**AIM**
Read the data and repeat all of it exactly.

**DATA FOR THIS TASK**
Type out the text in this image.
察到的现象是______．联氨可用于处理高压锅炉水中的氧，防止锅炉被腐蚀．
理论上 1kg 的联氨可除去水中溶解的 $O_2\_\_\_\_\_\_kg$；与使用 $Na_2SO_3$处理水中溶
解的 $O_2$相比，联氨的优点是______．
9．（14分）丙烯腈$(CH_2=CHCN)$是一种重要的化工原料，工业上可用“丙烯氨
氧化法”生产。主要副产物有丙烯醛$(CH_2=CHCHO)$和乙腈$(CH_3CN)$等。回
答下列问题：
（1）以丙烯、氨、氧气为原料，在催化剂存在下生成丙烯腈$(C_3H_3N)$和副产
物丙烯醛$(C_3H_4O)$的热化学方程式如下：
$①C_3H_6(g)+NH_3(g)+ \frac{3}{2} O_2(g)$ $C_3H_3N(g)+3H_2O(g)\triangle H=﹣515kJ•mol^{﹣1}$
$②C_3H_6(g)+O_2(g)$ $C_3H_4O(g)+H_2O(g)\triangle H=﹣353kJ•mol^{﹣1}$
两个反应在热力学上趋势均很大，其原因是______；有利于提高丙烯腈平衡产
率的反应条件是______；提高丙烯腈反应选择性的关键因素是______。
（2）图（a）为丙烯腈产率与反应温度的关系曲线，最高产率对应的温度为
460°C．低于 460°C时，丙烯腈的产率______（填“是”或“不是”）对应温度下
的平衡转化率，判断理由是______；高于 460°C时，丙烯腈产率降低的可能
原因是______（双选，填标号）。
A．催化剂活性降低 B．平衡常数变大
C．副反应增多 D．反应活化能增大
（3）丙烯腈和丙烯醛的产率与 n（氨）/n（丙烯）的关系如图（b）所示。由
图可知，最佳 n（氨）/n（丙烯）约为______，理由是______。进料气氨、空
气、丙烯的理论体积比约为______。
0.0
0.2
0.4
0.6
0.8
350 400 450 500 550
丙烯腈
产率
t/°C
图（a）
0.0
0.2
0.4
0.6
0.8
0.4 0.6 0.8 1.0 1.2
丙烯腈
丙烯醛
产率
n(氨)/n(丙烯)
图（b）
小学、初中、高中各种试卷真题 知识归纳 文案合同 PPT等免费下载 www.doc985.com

**EXERCISE SOLUTION**
Type out the text in this image.
察到的现象是______．联氨可用于处理高压锅炉水中的氧，防止锅炉被腐蚀．
理论上 1kg 的联氨可除去水中溶解的 $O_2\_\_\_\_\_\_kg$；与使用 $Na_2SO_3$处理水中溶
解的 $O_2$相比，联氨的优点是______．
9．（14分）丙烯腈$(CH_2=CHCN)$是一种重要的化工原料，工业上可用“丙烯氨
氧化法”生产。主要副产物有丙烯醛$(CH_2=CHCHO)$和乙腈$(CH_3CN)$等。回
答下列问题：
（1）以丙烯、氨、氧气为原料，在催化剂存在下生成丙烯腈$(C_3H_3N)$和副产
物丙烯醛$(C_3H_4O)$的热化学方程式如下：
$①C_3H_6(g)+NH_3(g)+ \frac{3}{2} O_2(g)$ $C_3H_3N(g)+3H_2O(g)\triangle H=﹣515kJ•mol^{﹣1}$
$②C_3H_6(g)+O_2(g)$ $C_3H_4O(g)+H_2O(g)\triangle H=﹣353kJ•mol^{﹣1}$
两个反应在热力学上趋势均很大，其原因是______；有利于提高丙烯腈平衡产
率的反应条件是______；提高丙烯腈反应选择性的关键因素是______。
（2）图（a）为丙烯腈产率与反应温度的关系曲线，最高产率对应的温度为
460°C．低于 460°C时，丙烯腈的产率______（填“是”或“不是”）对应温度下
的平衡转化率，判断理由是______；高于 460°C时，丙烯腈产率降低的可能
原因是______（双选，填标号）。
A．催化剂活性降低 B．平衡常数变大
C．副反应增多 D．反应活化能增大
（3）丙烯腈和丙烯醛的产率与 n（氨）/n（丙烯）的关系如图（b）所示。由
图可知，最佳 n（氨）/n（丙烯）约为______，理由是______。进料气氨、空
气、丙烯的理论体积比约为______。
0.0
0.2
0.4
0.6
0.8
350 400 450 500 550
丙烯腈
产率
t/°C
图（a）
0.0
0.2
0.4
0.6
0.8
0.4 0.6 0.8 1.0 1.2
丙烯腈
丙烯醛
产率
n(氨)/n(丙烯)
图（b）
小学、初中、高中各种试卷真题 知识归纳 文案合同 PPT等免费下载 www.doc985.com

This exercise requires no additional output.